#### [Stored records]
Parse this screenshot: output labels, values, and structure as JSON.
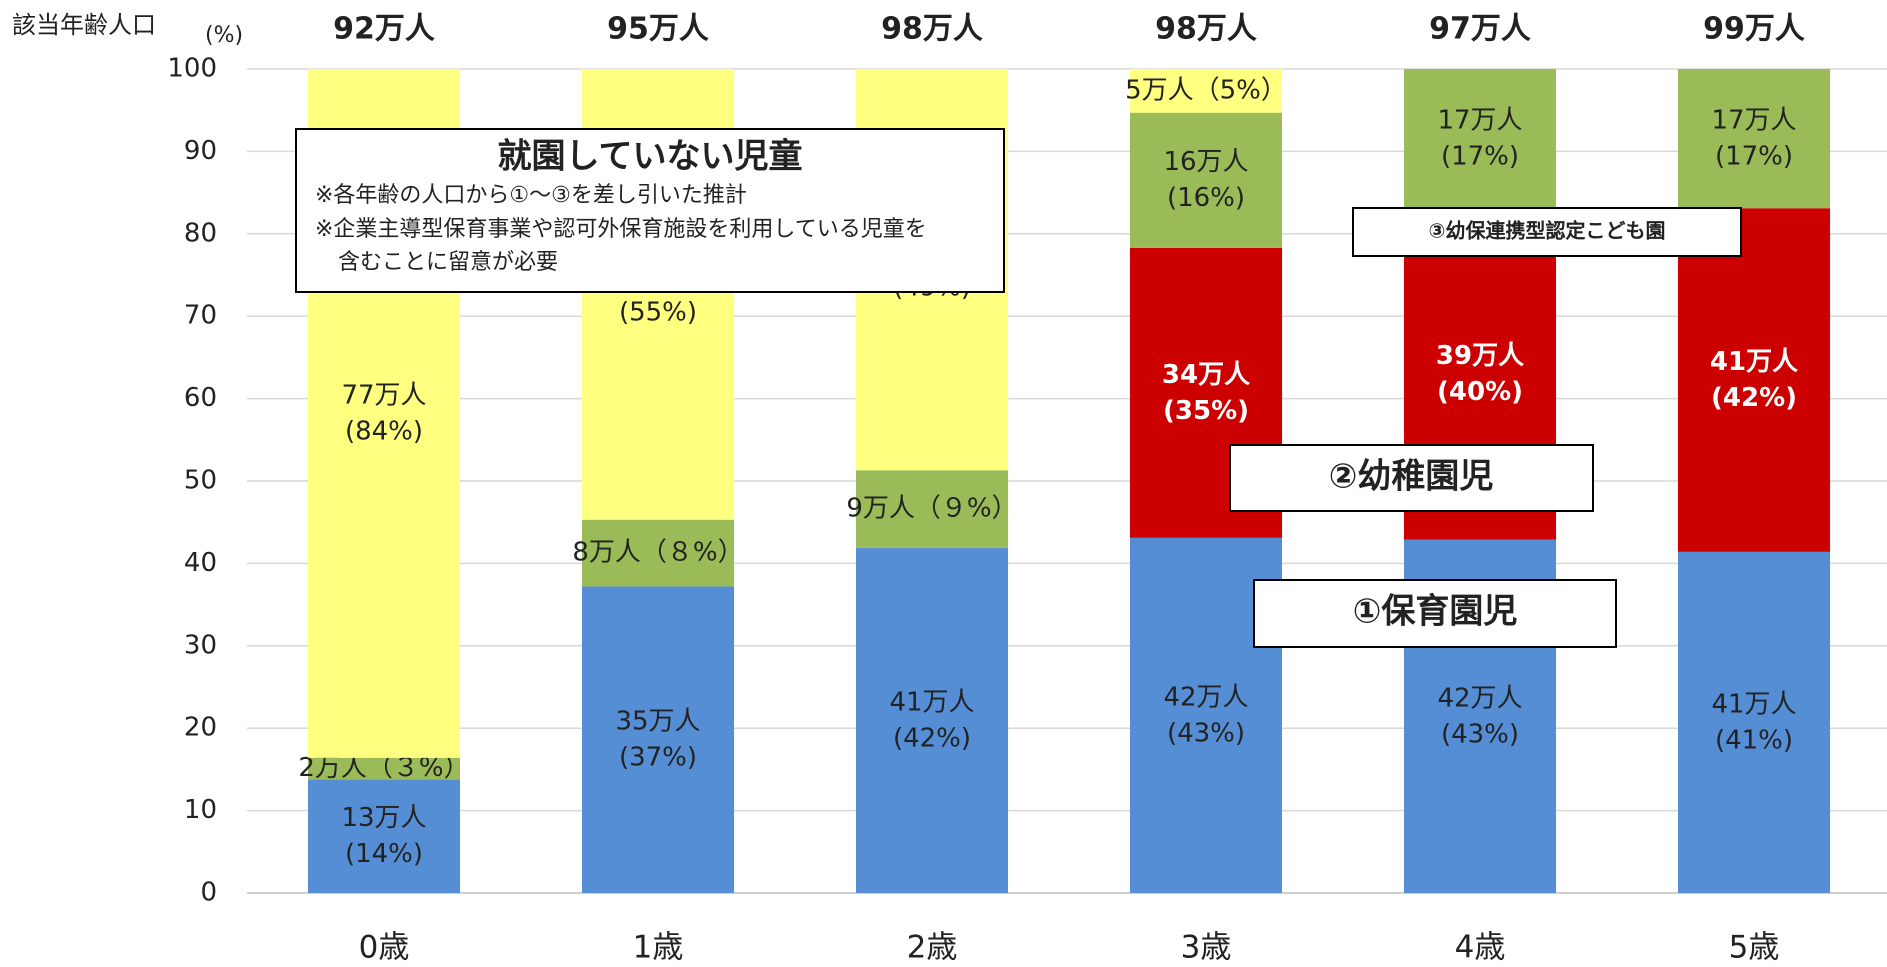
{
  "chart_data": {
    "type": "stacked_bar",
    "y_label": "該当年齢人口",
    "y_unit": "(%)",
    "categories": [
      "0歳",
      "1歳",
      "2歳",
      "3歳",
      "4歳",
      "5歳"
    ],
    "totals": [
      "92万人",
      "95万人",
      "98万人",
      "98万人",
      "97万人",
      "99万人"
    ],
    "series": [
      {
        "name": "①保育園児",
        "color": "#558ed5",
        "label_color": "#222222",
        "label_bold": false,
        "values": [
          13.8,
          37.2,
          41.9,
          43.1,
          42.9,
          41.4
        ],
        "value_labels": [
          "13万人\n(14%)",
          "35万人\n(37%)",
          "41万人\n(42%)",
          "42万人\n(43%)",
          "42万人\n(43%)",
          "41万人\n(41%)"
        ]
      },
      {
        "name": "②幼稚園児",
        "color": "#cc0000",
        "label_color": "#ffffff",
        "label_bold": true,
        "values": [
          null,
          null,
          null,
          35.2,
          40.2,
          41.7
        ],
        "value_labels": [
          null,
          null,
          null,
          "34万人\n(35%)",
          "39万人\n(40%)",
          "41万人\n(42%)"
        ]
      },
      {
        "name": "③幼保連携型認定こども園",
        "color": "#9bbb59",
        "label_color": "#222222",
        "label_bold": false,
        "values": [
          2.6,
          8.1,
          9.4,
          16.4,
          16.9,
          16.9
        ],
        "value_labels": [
          "2万人（３%）",
          "8万人（８%）",
          "9万人（９%）",
          "16万人\n(16%)",
          "17万人\n(17%)",
          "17万人\n(17%)"
        ]
      },
      {
        "name": "就園していない児童",
        "color": "#ffff80",
        "label_color": "#222222",
        "label_bold": false,
        "values": [
          83.6,
          54.7,
          48.7,
          5.3,
          null,
          null
        ],
        "value_labels": [
          "77万人\n(84%)",
          "52万人\n(55%)",
          "48万人\n(49%)",
          "5万人（5%）",
          null,
          null
        ]
      }
    ],
    "notes": [
      "※各年齢の人口から①～③を差し引いた推計",
      "※企業主導型保育事業や認可外保育施設を利用している児童を",
      "含むことに留意が必要"
    ],
    "ylim": [
      0,
      100
    ],
    "yticks": [
      0,
      10,
      20,
      30,
      40,
      50,
      60,
      70,
      80,
      90,
      100
    ],
    "grid": true
  }
}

#### [Stated exercise]
Reproduce all of the data exactly, omitting each picture it holds.

#### [The completed task]
Parse this screenshot: output labels, values, and structure as JSON.
{
  "chart_data": {
    "type": "stacked_bar",
    "y_label": "該当年齢人口",
    "y_unit": "(%)",
    "categories": [
      "0歳",
      "1歳",
      "2歳",
      "3歳",
      "4歳",
      "5歳"
    ],
    "totals": [
      "92万人",
      "95万人",
      "98万人",
      "98万人",
      "97万人",
      "99万人"
    ],
    "series": [
      {
        "name": "①保育園児",
        "color": "#558ed5",
        "label_color": "#222222",
        "label_bold": false,
        "values": [
          13.8,
          37.2,
          41.9,
          43.1,
          42.9,
          41.4
        ],
        "value_labels": [
          "13万人\n(14%)",
          "35万人\n(37%)",
          "41万人\n(42%)",
          "42万人\n(43%)",
          "42万人\n(43%)",
          "41万人\n(41%)"
        ]
      },
      {
        "name": "②幼稚園児",
        "color": "#cc0000",
        "label_color": "#ffffff",
        "label_bold": true,
        "values": [
          null,
          null,
          null,
          35.2,
          40.2,
          41.7
        ],
        "value_labels": [
          null,
          null,
          null,
          "34万人\n(35%)",
          "39万人\n(40%)",
          "41万人\n(42%)"
        ]
      },
      {
        "name": "③幼保連携型認定こども園",
        "color": "#9bbb59",
        "label_color": "#222222",
        "label_bold": false,
        "values": [
          2.6,
          8.1,
          9.4,
          16.4,
          16.9,
          16.9
        ],
        "value_labels": [
          "2万人（３%）",
          "8万人（８%）",
          "9万人（９%）",
          "16万人\n(16%)",
          "17万人\n(17%)",
          "17万人\n(17%)"
        ]
      },
      {
        "name": "就園していない児童",
        "color": "#ffff80",
        "label_color": "#222222",
        "label_bold": false,
        "values": [
          83.6,
          54.7,
          48.7,
          5.3,
          null,
          null
        ],
        "value_labels": [
          "77万人\n(84%)",
          "52万人\n(55%)",
          "48万人\n(49%)",
          "5万人（5%）",
          null,
          null
        ]
      }
    ],
    "notes": [
      "※各年齢の人口から①～③を差し引いた推計",
      "※企業主導型保育事業や認可外保育施設を利用している児童を",
      "含むことに留意が必要"
    ],
    "ylim": [
      0,
      100
    ],
    "yticks": [
      0,
      10,
      20,
      30,
      40,
      50,
      60,
      70,
      80,
      90,
      100
    ],
    "grid": true
  }
}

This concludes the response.